- **Material for this exercise**:
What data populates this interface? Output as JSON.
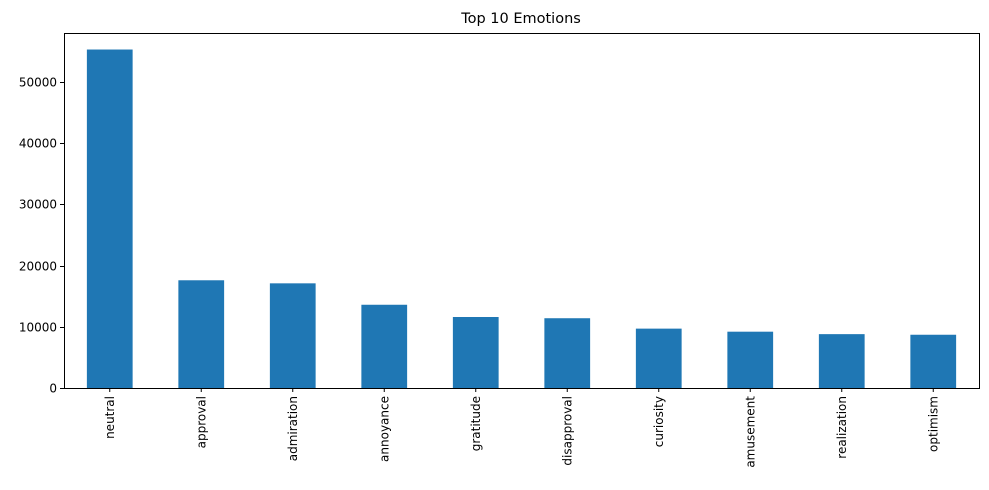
{
  "chart_data": {
    "type": "bar",
    "title": "Top 10 Emotions",
    "xlabel": "",
    "ylabel": "",
    "categories": [
      "neutral",
      "approval",
      "admiration",
      "annoyance",
      "gratitude",
      "disapproval",
      "curiosity",
      "amusement",
      "realization",
      "optimism"
    ],
    "values": [
      55300,
      17600,
      17100,
      13600,
      11600,
      11400,
      9700,
      9200,
      8800,
      8700
    ],
    "ylim": [
      0,
      58000
    ],
    "yticks": [
      0,
      10000,
      20000,
      30000,
      40000,
      50000
    ],
    "ytick_labels": [
      "0",
      "10000",
      "20000",
      "30000",
      "40000",
      "50000"
    ],
    "grid": false,
    "bar_color": "#1f77b4",
    "x_tick_rotation": "vertical"
  }
}
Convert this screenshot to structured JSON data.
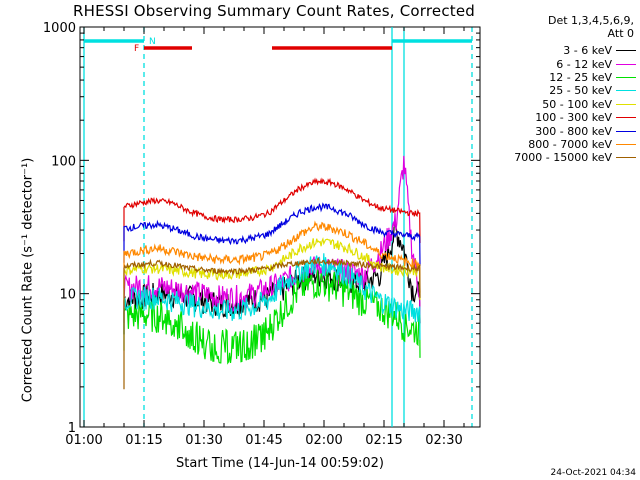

- **Written task**: Reproduce the material in full, word for word, and omit the pictures.

- **Full answer**:
What data populates this interface? Output as JSON.
{
  "chart_data": {
    "type": "bar",
    "title": "Top 10 Emotions",
    "xlabel": "",
    "ylabel": "",
    "categories": [
      "neutral",
      "approval",
      "admiration",
      "annoyance",
      "gratitude",
      "disapproval",
      "curiosity",
      "amusement",
      "realization",
      "optimism"
    ],
    "values": [
      55300,
      17600,
      17100,
      13600,
      11600,
      11400,
      9700,
      9200,
      8800,
      8700
    ],
    "ylim": [
      0,
      58000
    ],
    "yticks": [
      0,
      10000,
      20000,
      30000,
      40000,
      50000
    ],
    "ytick_labels": [
      "0",
      "10000",
      "20000",
      "30000",
      "40000",
      "50000"
    ],
    "grid": false,
    "bar_color": "#1f77b4",
    "x_tick_rotation": "vertical"
  }
}
Convert this screenshot to structured JSON data.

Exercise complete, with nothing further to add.